▸ **TASK GOAL**
Where a line holds the string "name", return that line.

Excerpt from a dataset
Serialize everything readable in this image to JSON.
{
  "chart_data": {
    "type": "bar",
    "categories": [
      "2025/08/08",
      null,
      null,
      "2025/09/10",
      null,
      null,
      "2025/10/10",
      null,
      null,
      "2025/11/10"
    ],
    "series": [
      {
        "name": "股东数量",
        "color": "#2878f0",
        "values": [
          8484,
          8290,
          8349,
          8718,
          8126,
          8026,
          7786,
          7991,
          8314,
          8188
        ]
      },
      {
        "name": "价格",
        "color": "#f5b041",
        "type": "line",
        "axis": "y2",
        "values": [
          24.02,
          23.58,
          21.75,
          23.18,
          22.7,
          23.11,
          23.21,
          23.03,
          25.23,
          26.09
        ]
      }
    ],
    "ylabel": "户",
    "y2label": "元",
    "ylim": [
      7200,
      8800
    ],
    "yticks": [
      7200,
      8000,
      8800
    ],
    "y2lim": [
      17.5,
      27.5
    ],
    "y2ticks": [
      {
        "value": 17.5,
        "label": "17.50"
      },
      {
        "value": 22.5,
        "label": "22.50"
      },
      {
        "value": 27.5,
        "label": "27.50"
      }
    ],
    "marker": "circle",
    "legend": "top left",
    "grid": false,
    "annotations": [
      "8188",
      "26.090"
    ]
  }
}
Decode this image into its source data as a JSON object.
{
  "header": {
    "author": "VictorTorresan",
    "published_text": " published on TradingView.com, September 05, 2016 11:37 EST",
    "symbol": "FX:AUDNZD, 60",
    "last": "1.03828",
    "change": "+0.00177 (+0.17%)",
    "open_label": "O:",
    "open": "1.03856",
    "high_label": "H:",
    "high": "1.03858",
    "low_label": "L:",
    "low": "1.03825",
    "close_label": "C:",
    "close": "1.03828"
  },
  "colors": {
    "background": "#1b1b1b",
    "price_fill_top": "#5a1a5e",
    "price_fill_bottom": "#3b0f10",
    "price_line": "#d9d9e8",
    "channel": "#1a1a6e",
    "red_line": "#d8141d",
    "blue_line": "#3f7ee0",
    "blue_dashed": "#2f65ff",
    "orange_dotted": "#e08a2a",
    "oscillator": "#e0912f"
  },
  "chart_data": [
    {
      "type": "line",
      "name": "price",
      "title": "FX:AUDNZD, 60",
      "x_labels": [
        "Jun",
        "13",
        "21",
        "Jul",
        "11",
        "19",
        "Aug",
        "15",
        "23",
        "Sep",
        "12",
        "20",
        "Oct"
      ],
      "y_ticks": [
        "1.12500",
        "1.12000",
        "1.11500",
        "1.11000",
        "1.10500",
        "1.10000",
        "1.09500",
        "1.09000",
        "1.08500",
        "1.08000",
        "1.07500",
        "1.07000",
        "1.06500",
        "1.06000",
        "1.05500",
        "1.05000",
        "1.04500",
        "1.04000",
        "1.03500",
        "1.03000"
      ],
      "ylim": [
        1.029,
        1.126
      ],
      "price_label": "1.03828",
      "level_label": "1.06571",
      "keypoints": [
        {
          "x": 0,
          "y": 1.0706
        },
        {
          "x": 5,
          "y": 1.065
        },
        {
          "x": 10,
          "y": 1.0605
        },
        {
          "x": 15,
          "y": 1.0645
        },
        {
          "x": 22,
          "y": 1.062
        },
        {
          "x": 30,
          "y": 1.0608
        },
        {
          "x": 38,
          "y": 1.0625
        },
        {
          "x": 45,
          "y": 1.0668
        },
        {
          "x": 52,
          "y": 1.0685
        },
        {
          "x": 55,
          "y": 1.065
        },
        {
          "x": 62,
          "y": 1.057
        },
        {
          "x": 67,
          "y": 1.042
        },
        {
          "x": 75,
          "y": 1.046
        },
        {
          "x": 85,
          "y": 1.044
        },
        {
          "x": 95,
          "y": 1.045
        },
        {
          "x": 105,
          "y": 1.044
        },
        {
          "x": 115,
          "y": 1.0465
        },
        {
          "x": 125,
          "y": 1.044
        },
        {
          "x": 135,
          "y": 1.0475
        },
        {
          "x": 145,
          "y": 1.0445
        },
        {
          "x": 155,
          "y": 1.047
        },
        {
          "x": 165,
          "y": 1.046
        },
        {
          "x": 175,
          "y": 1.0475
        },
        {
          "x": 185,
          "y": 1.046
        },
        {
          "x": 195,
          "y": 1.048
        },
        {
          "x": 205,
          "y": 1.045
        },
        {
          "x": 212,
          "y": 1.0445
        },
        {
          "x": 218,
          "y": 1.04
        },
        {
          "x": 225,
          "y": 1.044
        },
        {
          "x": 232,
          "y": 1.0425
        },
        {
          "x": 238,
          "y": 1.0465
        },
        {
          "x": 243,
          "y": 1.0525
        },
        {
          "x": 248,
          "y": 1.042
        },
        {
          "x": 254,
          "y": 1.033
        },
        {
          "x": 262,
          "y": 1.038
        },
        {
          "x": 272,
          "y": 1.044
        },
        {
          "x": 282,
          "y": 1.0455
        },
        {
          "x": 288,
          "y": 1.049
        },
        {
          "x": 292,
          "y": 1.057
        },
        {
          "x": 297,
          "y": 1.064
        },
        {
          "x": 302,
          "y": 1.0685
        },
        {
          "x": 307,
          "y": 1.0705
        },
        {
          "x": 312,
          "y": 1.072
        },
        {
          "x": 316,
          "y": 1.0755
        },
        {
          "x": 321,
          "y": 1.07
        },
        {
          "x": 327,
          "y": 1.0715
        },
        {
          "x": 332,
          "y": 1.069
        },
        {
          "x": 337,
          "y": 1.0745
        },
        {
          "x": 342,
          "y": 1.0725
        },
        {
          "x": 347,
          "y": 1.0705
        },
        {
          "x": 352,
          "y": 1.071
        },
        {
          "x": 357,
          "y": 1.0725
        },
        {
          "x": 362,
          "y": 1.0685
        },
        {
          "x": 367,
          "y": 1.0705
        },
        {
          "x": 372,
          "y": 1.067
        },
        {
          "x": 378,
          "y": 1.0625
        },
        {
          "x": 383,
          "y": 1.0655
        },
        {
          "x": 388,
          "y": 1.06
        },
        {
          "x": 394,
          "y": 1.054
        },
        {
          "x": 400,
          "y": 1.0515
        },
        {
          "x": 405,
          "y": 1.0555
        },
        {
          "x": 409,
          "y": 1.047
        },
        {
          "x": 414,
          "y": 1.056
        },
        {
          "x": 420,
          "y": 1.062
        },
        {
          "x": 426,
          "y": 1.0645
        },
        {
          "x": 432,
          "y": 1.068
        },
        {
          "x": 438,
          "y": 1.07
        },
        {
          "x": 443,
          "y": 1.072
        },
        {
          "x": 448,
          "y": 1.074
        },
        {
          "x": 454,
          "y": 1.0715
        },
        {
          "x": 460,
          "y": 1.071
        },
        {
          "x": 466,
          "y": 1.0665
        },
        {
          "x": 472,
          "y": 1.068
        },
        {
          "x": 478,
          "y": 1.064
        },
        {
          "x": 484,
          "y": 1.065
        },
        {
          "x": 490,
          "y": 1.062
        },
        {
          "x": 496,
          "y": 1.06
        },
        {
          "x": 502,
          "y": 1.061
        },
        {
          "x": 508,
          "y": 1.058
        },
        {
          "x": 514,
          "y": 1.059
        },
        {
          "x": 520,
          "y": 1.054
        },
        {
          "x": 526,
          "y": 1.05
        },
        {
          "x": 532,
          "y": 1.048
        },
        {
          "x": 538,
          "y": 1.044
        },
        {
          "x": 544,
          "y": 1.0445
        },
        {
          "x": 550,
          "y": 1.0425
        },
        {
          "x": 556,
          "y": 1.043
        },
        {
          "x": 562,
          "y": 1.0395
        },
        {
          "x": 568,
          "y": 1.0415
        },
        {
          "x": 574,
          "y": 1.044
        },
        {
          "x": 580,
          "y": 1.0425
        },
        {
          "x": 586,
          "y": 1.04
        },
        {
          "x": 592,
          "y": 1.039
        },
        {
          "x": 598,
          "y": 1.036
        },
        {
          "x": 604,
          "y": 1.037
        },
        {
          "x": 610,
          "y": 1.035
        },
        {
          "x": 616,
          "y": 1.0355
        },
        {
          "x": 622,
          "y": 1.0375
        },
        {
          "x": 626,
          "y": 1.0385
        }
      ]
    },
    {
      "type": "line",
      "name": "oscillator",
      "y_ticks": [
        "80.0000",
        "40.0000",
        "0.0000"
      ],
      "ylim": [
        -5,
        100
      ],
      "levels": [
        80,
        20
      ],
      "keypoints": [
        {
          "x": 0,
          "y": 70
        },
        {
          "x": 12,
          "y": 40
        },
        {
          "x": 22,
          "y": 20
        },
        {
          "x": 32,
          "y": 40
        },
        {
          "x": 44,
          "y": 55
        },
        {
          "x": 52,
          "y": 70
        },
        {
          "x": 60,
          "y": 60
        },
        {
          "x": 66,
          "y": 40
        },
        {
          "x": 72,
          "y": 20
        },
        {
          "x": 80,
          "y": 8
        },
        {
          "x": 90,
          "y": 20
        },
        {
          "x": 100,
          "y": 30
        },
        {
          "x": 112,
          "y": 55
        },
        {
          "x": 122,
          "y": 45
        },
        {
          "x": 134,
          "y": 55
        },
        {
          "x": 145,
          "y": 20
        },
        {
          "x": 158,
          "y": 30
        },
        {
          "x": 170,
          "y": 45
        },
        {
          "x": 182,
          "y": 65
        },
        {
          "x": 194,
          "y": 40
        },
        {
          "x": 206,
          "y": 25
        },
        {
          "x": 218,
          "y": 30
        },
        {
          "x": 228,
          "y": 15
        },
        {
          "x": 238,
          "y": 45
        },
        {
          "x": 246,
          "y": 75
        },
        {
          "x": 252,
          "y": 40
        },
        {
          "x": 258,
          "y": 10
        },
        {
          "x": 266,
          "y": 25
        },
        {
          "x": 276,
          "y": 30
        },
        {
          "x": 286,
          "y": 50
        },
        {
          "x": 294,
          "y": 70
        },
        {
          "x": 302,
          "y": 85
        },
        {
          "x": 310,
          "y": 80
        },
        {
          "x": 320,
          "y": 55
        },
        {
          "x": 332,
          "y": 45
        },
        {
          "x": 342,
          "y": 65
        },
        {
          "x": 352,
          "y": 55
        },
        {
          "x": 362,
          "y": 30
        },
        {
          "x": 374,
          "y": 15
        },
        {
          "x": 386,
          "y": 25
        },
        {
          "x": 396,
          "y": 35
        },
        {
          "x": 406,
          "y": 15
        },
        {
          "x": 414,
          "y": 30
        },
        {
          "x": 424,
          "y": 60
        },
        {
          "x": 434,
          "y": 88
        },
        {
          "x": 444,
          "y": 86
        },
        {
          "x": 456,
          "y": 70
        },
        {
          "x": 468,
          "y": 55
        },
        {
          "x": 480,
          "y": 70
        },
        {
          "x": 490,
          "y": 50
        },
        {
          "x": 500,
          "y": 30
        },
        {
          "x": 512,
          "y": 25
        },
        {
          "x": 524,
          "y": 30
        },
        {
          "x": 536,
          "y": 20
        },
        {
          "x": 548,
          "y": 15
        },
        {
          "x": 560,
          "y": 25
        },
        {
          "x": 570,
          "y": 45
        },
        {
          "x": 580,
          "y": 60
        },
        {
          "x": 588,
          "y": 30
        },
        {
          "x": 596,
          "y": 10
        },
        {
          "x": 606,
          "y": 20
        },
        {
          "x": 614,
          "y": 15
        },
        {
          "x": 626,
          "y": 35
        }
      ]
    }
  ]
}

▸ **WRITTEN ANSWER**
        "name": "股东数量",
        "name": "价格",
      "name": "price",
      "name": "oscillator",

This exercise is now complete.